What you should do :: Write out all of the lines below, exactly and completely.

Start of Data supplied

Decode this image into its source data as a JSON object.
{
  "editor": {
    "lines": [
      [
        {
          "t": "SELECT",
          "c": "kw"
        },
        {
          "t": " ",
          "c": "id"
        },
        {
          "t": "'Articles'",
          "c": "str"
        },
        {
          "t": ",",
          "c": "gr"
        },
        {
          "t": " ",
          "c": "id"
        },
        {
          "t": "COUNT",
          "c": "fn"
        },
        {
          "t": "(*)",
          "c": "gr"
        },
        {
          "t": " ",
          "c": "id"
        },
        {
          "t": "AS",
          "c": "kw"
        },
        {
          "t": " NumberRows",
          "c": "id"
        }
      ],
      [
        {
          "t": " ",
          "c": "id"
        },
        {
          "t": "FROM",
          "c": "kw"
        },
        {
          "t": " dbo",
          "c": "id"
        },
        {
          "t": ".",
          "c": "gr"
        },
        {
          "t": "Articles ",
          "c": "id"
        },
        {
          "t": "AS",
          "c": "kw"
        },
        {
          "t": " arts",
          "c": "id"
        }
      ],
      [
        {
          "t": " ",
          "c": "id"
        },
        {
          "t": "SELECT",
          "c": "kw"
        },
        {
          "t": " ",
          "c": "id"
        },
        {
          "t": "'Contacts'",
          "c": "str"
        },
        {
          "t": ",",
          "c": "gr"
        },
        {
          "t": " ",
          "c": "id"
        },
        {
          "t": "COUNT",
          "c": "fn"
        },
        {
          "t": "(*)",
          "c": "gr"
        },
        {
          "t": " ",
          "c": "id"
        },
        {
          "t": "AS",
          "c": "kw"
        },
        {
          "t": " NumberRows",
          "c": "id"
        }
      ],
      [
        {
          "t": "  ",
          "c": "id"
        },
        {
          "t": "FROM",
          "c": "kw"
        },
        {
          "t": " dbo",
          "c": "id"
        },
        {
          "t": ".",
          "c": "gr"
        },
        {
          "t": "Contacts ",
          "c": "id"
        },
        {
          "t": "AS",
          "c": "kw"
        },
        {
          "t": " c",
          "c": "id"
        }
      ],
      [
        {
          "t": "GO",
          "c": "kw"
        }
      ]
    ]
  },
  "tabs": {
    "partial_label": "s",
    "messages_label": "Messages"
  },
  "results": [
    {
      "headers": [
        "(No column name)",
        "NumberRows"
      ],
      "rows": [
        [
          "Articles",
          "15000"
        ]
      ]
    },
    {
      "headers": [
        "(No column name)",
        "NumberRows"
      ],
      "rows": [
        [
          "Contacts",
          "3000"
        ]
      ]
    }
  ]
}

End of Data supplied

Output below ::
Decode this image into its source data as a JSON object.
{
  "editor": {
    "lines": [
      [
        {
          "t": "SELECT",
          "c": "kw"
        },
        {
          "t": " ",
          "c": "id"
        },
        {
          "t": "'Articles'",
          "c": "str"
        },
        {
          "t": ",",
          "c": "gr"
        },
        {
          "t": " ",
          "c": "id"
        },
        {
          "t": "COUNT",
          "c": "fn"
        },
        {
          "t": "(*)",
          "c": "gr"
        },
        {
          "t": " ",
          "c": "id"
        },
        {
          "t": "AS",
          "c": "kw"
        },
        {
          "t": " NumberRows",
          "c": "id"
        }
      ],
      [
        {
          "t": " ",
          "c": "id"
        },
        {
          "t": "FROM",
          "c": "kw"
        },
        {
          "t": " dbo",
          "c": "id"
        },
        {
          "t": ".",
          "c": "gr"
        },
        {
          "t": "Articles ",
          "c": "id"
        },
        {
          "t": "AS",
          "c": "kw"
        },
        {
          "t": " arts",
          "c": "id"
        }
      ],
      [
        {
          "t": " ",
          "c": "id"
        },
        {
          "t": "SELECT",
          "c": "kw"
        },
        {
          "t": " ",
          "c": "id"
        },
        {
          "t": "'Contacts'",
          "c": "str"
        },
        {
          "t": ",",
          "c": "gr"
        },
        {
          "t": " ",
          "c": "id"
        },
        {
          "t": "COUNT",
          "c": "fn"
        },
        {
          "t": "(*)",
          "c": "gr"
        },
        {
          "t": " ",
          "c": "id"
        },
        {
          "t": "AS",
          "c": "kw"
        },
        {
          "t": " NumberRows",
          "c": "id"
        }
      ],
      [
        {
          "t": "  ",
          "c": "id"
        },
        {
          "t": "FROM",
          "c": "kw"
        },
        {
          "t": " dbo",
          "c": "id"
        },
        {
          "t": ".",
          "c": "gr"
        },
        {
          "t": "Contacts ",
          "c": "id"
        },
        {
          "t": "AS",
          "c": "kw"
        },
        {
          "t": " c",
          "c": "id"
        }
      ],
      [
        {
          "t": "GO",
          "c": "kw"
        }
      ]
    ]
  },
  "tabs": {
    "partial_label": "s",
    "messages_label": "Messages"
  },
  "results": [
    {
      "headers": [
        "(No column name)",
        "NumberRows"
      ],
      "rows": [
        [
          "Articles",
          "15000"
        ]
      ]
    },
    {
      "headers": [
        "(No column name)",
        "NumberRows"
      ],
      "rows": [
        [
          "Contacts",
          "3000"
        ]
      ]
    }
  ]
}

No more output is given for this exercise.